Exercise requirements: Your task is to repeat the entries underneath exactly, minus the pictures.

Data extract:
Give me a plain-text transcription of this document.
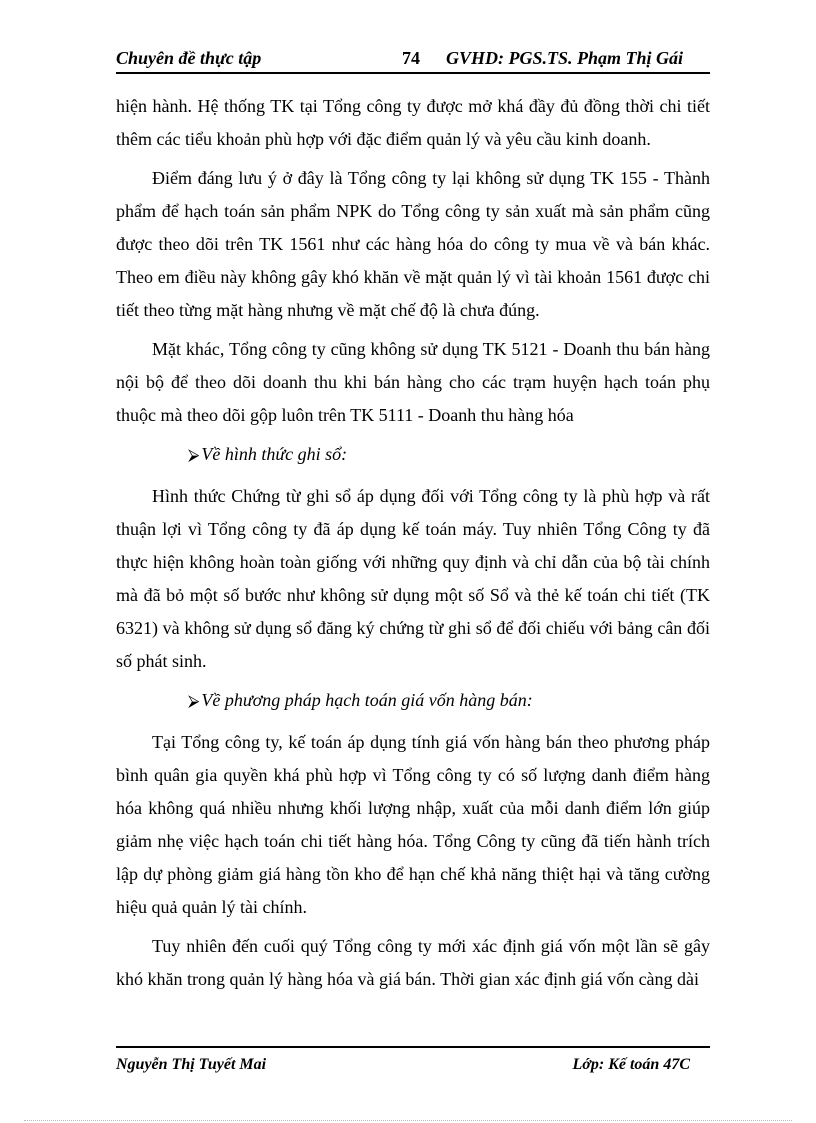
Chuyên đề thực tập	74 GVHD: PGS.TS. Phạm Thị Gái

hiện hành. Hệ thống TK tại Tổng công ty được mở khá đầy đủ đồng thời chi tiết thêm các tiểu khoản phù hợp với đặc điểm quản lý và yêu cầu kinh doanh.

Điểm đáng lưu ý ở đây là Tổng công ty lại không sử dụng TK 155 - Thành phẩm để hạch toán sản phẩm NPK do Tổng công ty sản xuất mà sản phẩm cũng được theo dõi trên TK 1561 như các hàng hóa do công ty mua về và bán khác. Theo em điều này không gây khó khăn về mặt quản lý vì tài khoản 1561 được chi tiết theo từng mặt hàng nhưng về mặt chế độ là chưa đúng.

Mặt khác, Tổng công ty cũng không sử dụng TK 5121 - Doanh thu bán hàng nội bộ để theo dõi doanh thu khi bán hàng cho các trạm huyện hạch toán phụ thuộc mà theo dõi gộp luôn trên TK 5111 - Doanh thu hàng hóa

⮚ Về hình thức ghi sổ:

Hình thức Chứng từ ghi sổ áp dụng đối với Tổng công ty là phù hợp và rất thuận lợi vì Tổng công ty đã áp dụng kế toán máy. Tuy nhiên Tổng Công ty đã thực hiện không hoàn toàn giống với những quy định và chỉ dẫn của bộ tài chính mà đã bỏ một số bước như không sử dụng một số Sổ và thẻ kế toán chi tiết (TK 6321) và không sử dụng sổ đăng ký chứng từ ghi sổ để đối chiếu với bảng cân đối số phát sinh.

⮚ Về phương pháp hạch toán giá vốn hàng bán:

Tại Tổng công ty, kế toán áp dụng tính giá vốn hàng bán theo phương pháp bình quân gia quyền khá phù hợp vì Tổng công ty có số lượng danh điểm hàng hóa không quá nhiều nhưng khối lượng nhập, xuất của mỗi danh điểm lớn giúp giảm nhẹ việc hạch toán chi tiết hàng hóa. Tổng Công ty cũng đã tiến hành trích lập dự phòng giảm giá hàng tồn kho để hạn chế khả năng thiệt hại và tăng cường hiệu quả quản lý tài chính.

Tuy nhiên đến cuối quý Tổng công ty mới xác định giá vốn một lần sẽ gây khó khăn trong quản lý hàng hóa và giá bán. Thời gian xác định giá vốn càng dài

Nguyễn Thị Tuyết Mai	Lớp: Kế toán 47C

Written solution:
Give me a plain-text transcription of this document.
Chuyên đề thực tập	74 GVHD: PGS.TS. Phạm Thị Gái

hiện hành. Hệ thống TK tại Tổng công ty được mở khá đầy đủ đồng thời chi tiết thêm các tiểu khoản phù hợp với đặc điểm quản lý và yêu cầu kinh doanh.

Điểm đáng lưu ý ở đây là Tổng công ty lại không sử dụng TK 155 - Thành phẩm để hạch toán sản phẩm NPK do Tổng công ty sản xuất mà sản phẩm cũng được theo dõi trên TK 1561 như các hàng hóa do công ty mua về và bán khác. Theo em điều này không gây khó khăn về mặt quản lý vì tài khoản 1561 được chi tiết theo từng mặt hàng nhưng về mặt chế độ là chưa đúng.

Mặt khác, Tổng công ty cũng không sử dụng TK 5121 - Doanh thu bán hàng nội bộ để theo dõi doanh thu khi bán hàng cho các trạm huyện hạch toán phụ thuộc mà theo dõi gộp luôn trên TK 5111 - Doanh thu hàng hóa

⮚ Về hình thức ghi sổ:

Hình thức Chứng từ ghi sổ áp dụng đối với Tổng công ty là phù hợp và rất thuận lợi vì Tổng công ty đã áp dụng kế toán máy. Tuy nhiên Tổng Công ty đã thực hiện không hoàn toàn giống với những quy định và chỉ dẫn của bộ tài chính mà đã bỏ một số bước như không sử dụng một số Sổ và thẻ kế toán chi tiết (TK 6321) và không sử dụng sổ đăng ký chứng từ ghi sổ để đối chiếu với bảng cân đối số phát sinh.

⮚ Về phương pháp hạch toán giá vốn hàng bán:

Tại Tổng công ty, kế toán áp dụng tính giá vốn hàng bán theo phương pháp bình quân gia quyền khá phù hợp vì Tổng công ty có số lượng danh điểm hàng hóa không quá nhiều nhưng khối lượng nhập, xuất của mỗi danh điểm lớn giúp giảm nhẹ việc hạch toán chi tiết hàng hóa. Tổng Công ty cũng đã tiến hành trích lập dự phòng giảm giá hàng tồn kho để hạn chế khả năng thiệt hại và tăng cường hiệu quả quản lý tài chính.

Tuy nhiên đến cuối quý Tổng công ty mới xác định giá vốn một lần sẽ gây khó khăn trong quản lý hàng hóa và giá bán. Thời gian xác định giá vốn càng dài

Nguyễn Thị Tuyết Mai	Lớp: Kế toán 47C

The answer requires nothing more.